*WHAT IS NEEDED*: Repeat word for word the stretch of lines from the very first line through the line containing "196, 458, 206]", with both of those lines included.

*STORED RECORDS*:
= = = = = = =

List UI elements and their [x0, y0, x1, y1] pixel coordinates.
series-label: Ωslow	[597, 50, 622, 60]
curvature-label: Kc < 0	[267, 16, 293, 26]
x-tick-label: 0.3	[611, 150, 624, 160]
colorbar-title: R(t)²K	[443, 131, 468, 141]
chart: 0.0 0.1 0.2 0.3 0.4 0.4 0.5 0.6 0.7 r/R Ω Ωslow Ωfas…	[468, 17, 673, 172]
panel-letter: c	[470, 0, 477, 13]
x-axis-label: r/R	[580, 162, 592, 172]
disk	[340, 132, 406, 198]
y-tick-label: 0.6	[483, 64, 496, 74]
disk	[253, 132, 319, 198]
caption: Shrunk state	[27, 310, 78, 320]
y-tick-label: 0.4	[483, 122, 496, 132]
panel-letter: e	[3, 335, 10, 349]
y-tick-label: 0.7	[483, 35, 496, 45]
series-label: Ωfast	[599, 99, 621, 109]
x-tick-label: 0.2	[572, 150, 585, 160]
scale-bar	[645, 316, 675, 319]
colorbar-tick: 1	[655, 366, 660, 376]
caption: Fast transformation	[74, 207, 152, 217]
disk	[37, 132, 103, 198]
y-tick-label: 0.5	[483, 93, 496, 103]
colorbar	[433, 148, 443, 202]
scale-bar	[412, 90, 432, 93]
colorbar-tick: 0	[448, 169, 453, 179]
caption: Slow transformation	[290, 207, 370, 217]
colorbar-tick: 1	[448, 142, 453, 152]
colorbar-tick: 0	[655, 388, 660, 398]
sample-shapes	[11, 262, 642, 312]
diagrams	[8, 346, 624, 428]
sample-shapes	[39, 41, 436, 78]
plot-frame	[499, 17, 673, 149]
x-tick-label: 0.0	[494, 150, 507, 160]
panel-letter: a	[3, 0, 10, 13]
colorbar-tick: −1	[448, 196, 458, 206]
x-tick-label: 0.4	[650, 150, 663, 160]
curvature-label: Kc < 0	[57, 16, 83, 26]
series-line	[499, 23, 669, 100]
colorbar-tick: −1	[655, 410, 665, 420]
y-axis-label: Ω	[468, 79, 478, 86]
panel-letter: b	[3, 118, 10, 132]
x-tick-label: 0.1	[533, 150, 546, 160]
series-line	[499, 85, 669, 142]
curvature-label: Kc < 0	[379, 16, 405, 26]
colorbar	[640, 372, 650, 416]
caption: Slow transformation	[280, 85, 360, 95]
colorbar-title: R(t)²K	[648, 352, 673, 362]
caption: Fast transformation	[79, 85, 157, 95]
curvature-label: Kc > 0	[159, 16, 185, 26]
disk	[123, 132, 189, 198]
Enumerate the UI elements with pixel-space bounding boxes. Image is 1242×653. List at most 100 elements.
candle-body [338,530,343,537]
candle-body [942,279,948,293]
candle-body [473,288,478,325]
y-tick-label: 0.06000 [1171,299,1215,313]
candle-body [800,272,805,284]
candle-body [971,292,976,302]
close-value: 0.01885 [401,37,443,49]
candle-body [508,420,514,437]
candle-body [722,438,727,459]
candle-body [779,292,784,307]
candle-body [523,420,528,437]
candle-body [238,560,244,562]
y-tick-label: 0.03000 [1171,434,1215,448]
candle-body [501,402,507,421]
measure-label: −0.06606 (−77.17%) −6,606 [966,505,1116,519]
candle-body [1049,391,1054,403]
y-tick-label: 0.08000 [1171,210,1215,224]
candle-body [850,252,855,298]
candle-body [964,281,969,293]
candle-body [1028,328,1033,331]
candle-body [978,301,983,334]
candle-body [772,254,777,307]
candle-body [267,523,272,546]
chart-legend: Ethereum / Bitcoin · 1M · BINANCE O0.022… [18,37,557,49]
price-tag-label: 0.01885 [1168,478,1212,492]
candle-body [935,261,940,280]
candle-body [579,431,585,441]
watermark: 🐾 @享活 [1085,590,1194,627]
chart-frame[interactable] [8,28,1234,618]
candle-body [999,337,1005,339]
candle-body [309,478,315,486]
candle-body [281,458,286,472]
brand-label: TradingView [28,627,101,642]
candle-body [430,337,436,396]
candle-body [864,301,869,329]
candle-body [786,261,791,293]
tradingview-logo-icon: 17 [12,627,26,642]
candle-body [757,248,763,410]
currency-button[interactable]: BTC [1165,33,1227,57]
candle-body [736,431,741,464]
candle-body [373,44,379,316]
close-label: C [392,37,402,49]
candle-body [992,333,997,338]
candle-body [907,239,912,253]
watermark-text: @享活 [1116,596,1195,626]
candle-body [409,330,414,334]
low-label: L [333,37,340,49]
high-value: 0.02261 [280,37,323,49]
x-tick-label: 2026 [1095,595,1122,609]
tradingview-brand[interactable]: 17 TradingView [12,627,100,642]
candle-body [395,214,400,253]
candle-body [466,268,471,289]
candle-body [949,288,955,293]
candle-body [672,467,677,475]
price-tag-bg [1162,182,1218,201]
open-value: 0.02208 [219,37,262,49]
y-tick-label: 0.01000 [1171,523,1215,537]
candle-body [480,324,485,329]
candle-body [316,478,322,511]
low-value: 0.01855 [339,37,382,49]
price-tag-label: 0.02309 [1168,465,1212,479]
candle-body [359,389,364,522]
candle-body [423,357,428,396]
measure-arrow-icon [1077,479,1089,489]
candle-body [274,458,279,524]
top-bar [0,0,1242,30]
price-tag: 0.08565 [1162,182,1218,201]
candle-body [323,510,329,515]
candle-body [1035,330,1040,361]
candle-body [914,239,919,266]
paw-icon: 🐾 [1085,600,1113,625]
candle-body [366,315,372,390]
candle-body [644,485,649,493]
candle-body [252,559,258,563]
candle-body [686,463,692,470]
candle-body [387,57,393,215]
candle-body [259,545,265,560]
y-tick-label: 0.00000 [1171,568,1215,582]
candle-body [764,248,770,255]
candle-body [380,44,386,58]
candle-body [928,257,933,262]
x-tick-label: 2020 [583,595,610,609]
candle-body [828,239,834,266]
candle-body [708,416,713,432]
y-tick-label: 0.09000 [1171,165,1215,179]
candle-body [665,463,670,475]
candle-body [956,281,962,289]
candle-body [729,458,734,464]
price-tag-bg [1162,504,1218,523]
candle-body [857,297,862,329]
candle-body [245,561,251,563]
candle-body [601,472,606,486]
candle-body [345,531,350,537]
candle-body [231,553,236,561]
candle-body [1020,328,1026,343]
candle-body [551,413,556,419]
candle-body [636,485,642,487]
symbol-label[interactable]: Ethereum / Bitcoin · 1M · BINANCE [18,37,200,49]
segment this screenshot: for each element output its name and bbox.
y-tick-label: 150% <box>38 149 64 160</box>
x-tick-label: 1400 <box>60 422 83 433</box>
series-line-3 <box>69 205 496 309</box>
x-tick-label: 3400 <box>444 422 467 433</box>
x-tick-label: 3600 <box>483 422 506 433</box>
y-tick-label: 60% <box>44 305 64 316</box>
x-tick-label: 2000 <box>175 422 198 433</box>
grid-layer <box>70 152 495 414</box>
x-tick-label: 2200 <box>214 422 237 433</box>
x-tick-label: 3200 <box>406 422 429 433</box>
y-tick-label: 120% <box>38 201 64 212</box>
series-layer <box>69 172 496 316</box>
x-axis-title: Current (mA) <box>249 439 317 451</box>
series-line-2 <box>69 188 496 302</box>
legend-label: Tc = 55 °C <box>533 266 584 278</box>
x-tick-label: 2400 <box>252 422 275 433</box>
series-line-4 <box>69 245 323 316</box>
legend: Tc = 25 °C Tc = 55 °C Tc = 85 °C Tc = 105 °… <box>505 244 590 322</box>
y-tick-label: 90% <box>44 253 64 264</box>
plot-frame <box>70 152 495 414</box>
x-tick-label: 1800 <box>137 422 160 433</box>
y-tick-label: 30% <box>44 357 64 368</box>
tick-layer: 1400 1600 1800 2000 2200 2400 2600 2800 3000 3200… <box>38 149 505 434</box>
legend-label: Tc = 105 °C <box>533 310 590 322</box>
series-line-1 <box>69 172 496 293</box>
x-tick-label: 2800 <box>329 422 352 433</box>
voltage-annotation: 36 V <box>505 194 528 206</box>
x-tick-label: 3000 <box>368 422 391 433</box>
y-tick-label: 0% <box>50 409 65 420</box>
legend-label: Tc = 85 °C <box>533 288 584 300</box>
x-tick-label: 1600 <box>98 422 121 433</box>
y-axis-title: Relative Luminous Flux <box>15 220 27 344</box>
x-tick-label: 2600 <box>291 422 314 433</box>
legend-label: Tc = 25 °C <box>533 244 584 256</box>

= = = = = = =

*EXERCISE ANSWER*:
List UI elements and their [x0, y0, x1, y1] pixel coordinates.
series-label: Ωslow	[597, 50, 622, 60]
curvature-label: Kc < 0	[267, 16, 293, 26]
x-tick-label: 0.3	[611, 150, 624, 160]
colorbar-title: R(t)²K	[443, 131, 468, 141]
chart: 0.0 0.1 0.2 0.3 0.4 0.4 0.5 0.6 0.7 r/R Ω Ωslow Ωfas…	[468, 17, 673, 172]
panel-letter: c	[470, 0, 477, 13]
x-axis-label: r/R	[580, 162, 592, 172]
disk	[340, 132, 406, 198]
y-tick-label: 0.6	[483, 64, 496, 74]
disk	[253, 132, 319, 198]
caption: Shrunk state	[27, 310, 78, 320]
y-tick-label: 0.4	[483, 122, 496, 132]
panel-letter: e	[3, 335, 10, 349]
y-tick-label: 0.7	[483, 35, 496, 45]
series-label: Ωfast	[599, 99, 621, 109]
x-tick-label: 0.2	[572, 150, 585, 160]
scale-bar	[645, 316, 675, 319]
colorbar-tick: 1	[655, 366, 660, 376]
caption: Fast transformation	[74, 207, 152, 217]
disk	[37, 132, 103, 198]
y-tick-label: 0.5	[483, 93, 496, 103]
colorbar	[433, 148, 443, 202]
scale-bar	[412, 90, 432, 93]
colorbar-tick: 0	[448, 169, 453, 179]
caption: Slow transformation	[290, 207, 370, 217]
colorbar-tick: 1	[448, 142, 453, 152]
colorbar-tick: 0	[655, 388, 660, 398]
sample-shapes	[11, 262, 642, 312]
diagrams	[8, 346, 624, 428]
sample-shapes	[39, 41, 436, 78]
plot-frame	[499, 17, 673, 149]
x-tick-label: 0.0	[494, 150, 507, 160]
panel-letter: a	[3, 0, 10, 13]
colorbar-tick: −1	[448, 196, 458, 206]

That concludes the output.